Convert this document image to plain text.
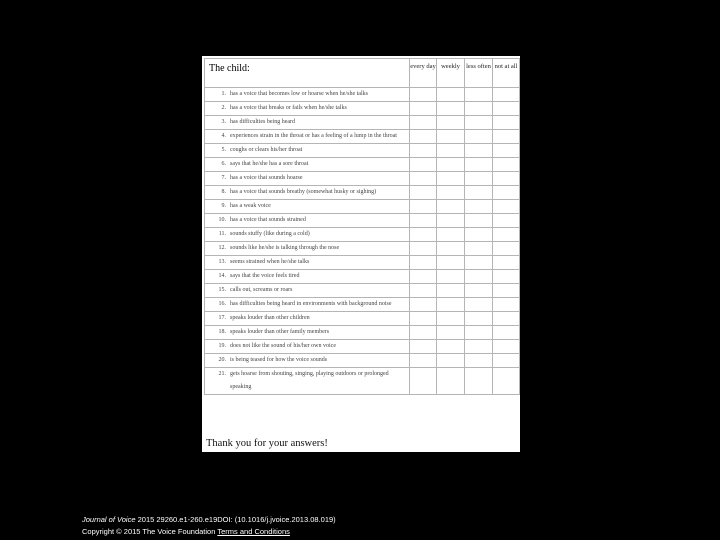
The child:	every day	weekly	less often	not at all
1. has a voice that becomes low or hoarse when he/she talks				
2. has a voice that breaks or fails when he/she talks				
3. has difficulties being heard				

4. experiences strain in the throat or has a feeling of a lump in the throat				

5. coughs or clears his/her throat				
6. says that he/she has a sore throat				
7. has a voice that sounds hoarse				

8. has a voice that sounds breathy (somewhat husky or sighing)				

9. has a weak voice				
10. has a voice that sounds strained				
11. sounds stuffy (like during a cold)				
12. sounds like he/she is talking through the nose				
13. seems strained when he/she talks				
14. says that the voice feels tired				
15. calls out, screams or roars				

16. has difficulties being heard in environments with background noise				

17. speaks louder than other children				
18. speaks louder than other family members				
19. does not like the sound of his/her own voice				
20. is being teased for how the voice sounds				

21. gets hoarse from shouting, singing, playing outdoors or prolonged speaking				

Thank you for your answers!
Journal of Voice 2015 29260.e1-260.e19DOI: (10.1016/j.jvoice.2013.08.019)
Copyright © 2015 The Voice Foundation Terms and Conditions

######

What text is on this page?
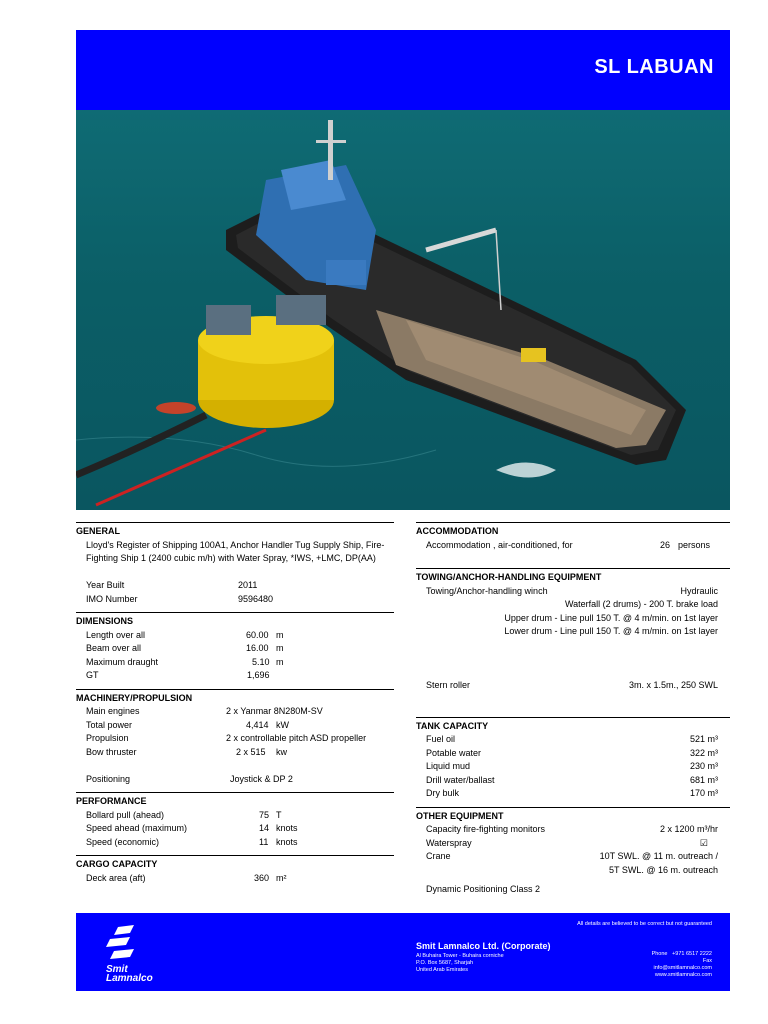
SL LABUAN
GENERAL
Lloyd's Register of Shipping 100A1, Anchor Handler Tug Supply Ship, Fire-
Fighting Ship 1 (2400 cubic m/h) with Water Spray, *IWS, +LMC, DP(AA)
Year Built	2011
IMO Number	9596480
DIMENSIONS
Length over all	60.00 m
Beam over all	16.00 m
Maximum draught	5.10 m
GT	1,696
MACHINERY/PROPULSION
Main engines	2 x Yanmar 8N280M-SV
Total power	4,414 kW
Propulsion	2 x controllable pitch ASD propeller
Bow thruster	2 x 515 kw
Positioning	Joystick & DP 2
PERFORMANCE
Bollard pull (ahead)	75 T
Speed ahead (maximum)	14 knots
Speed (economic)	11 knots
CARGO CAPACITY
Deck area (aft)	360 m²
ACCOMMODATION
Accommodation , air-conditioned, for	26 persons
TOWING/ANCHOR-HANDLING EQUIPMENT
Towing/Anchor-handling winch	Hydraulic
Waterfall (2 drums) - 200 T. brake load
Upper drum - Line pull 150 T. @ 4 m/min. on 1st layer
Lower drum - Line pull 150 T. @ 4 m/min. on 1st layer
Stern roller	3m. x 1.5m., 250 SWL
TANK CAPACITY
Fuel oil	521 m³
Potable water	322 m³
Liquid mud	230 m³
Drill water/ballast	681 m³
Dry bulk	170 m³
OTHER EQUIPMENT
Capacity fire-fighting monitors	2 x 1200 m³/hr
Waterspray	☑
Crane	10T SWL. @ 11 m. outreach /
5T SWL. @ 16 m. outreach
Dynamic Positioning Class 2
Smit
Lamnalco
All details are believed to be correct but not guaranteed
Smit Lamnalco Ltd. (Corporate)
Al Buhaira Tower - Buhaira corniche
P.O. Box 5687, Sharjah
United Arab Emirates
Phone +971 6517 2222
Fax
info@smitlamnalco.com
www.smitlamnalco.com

######

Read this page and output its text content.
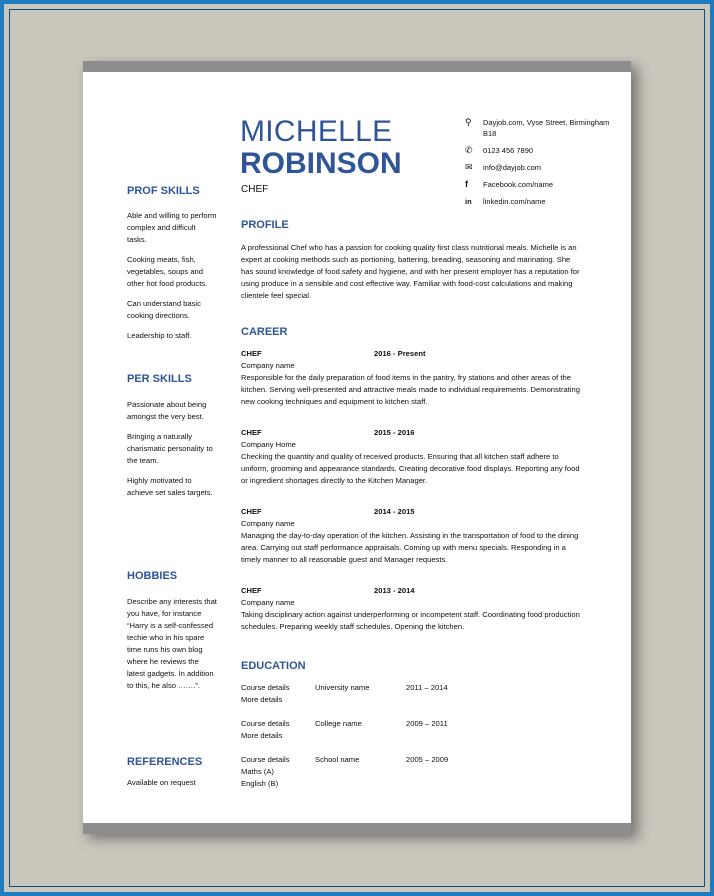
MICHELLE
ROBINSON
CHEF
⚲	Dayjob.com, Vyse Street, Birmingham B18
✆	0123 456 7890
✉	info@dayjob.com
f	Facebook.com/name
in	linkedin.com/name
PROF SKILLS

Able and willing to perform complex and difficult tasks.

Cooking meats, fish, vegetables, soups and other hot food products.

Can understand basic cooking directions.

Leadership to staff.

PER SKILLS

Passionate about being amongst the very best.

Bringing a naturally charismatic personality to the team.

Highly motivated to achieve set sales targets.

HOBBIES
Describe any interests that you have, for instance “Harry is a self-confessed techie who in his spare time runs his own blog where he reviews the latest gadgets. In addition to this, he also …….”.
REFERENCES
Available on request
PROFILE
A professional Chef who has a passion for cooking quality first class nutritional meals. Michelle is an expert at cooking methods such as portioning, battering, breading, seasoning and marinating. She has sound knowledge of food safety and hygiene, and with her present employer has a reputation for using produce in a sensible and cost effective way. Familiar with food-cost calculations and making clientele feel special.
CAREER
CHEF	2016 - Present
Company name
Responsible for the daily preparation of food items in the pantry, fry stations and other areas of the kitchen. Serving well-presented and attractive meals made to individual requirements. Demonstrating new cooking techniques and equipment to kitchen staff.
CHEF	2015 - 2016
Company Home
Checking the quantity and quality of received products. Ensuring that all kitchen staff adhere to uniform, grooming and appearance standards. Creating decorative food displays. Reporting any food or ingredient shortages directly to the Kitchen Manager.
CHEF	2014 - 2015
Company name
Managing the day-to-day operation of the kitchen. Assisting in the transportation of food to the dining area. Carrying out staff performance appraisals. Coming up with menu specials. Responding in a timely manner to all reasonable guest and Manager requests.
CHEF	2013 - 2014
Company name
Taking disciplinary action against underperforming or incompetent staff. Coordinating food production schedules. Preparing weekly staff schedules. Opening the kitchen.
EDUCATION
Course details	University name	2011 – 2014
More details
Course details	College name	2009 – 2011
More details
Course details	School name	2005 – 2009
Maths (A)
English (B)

######

§ **REQUEST**
Read the entries and select each line where the word "like" is found.

§ **SOLUTION BELOW**
11. sounds stuffy (like during a cold)				
12. sounds like he/she is talking through the nose				
19. does not like the sound of his/her own voice				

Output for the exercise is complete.